What you are asked to do =>
Every entry needs to be printed exactly, please.

[Dataset entries]
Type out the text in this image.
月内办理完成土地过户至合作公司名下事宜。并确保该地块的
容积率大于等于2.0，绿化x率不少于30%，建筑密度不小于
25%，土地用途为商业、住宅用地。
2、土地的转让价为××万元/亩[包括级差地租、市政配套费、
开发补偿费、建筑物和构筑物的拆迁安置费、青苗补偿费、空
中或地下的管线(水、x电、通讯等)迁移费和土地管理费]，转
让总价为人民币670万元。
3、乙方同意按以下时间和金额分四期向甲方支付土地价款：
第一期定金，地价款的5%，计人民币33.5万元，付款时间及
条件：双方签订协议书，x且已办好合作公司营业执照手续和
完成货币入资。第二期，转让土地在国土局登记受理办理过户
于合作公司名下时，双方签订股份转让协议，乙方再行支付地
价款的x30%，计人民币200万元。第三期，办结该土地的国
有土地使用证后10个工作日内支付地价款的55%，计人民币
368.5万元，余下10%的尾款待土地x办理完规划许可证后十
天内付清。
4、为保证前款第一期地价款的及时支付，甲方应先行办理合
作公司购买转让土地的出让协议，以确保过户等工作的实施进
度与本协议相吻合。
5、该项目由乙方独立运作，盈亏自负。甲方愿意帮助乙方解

Result of this task =>
Type out the text in this image.
月内办理完成土地过户至合作公司名下事宜。并确保该地块的
容积率大于等于2.0，绿化x率不少于30%，建筑密度不小于
25%，土地用途为商业、住宅用地。
2、土地的转让价为××万元/亩[包括级差地租、市政配套费、
开发补偿费、建筑物和构筑物的拆迁安置费、青苗补偿费、空
中或地下的管线(水、x电、通讯等)迁移费和土地管理费]，转
让总价为人民币670万元。
3、乙方同意按以下时间和金额分四期向甲方支付土地价款：
第一期定金，地价款的5%，计人民币33.5万元，付款时间及
条件：双方签订协议书，x且已办好合作公司营业执照手续和
完成货币入资。第二期，转让土地在国土局登记受理办理过户
于合作公司名下时，双方签订股份转让协议，乙方再行支付地
价款的x30%，计人民币200万元。第三期，办结该土地的国
有土地使用证后10个工作日内支付地价款的55%，计人民币
368.5万元，余下10%的尾款待土地x办理完规划许可证后十
天内付清。
4、为保证前款第一期地价款的及时支付，甲方应先行办理合
作公司购买转让土地的出让协议，以确保过户等工作的实施进
度与本协议相吻合。
5、该项目由乙方独立运作，盈亏自负。甲方愿意帮助乙方解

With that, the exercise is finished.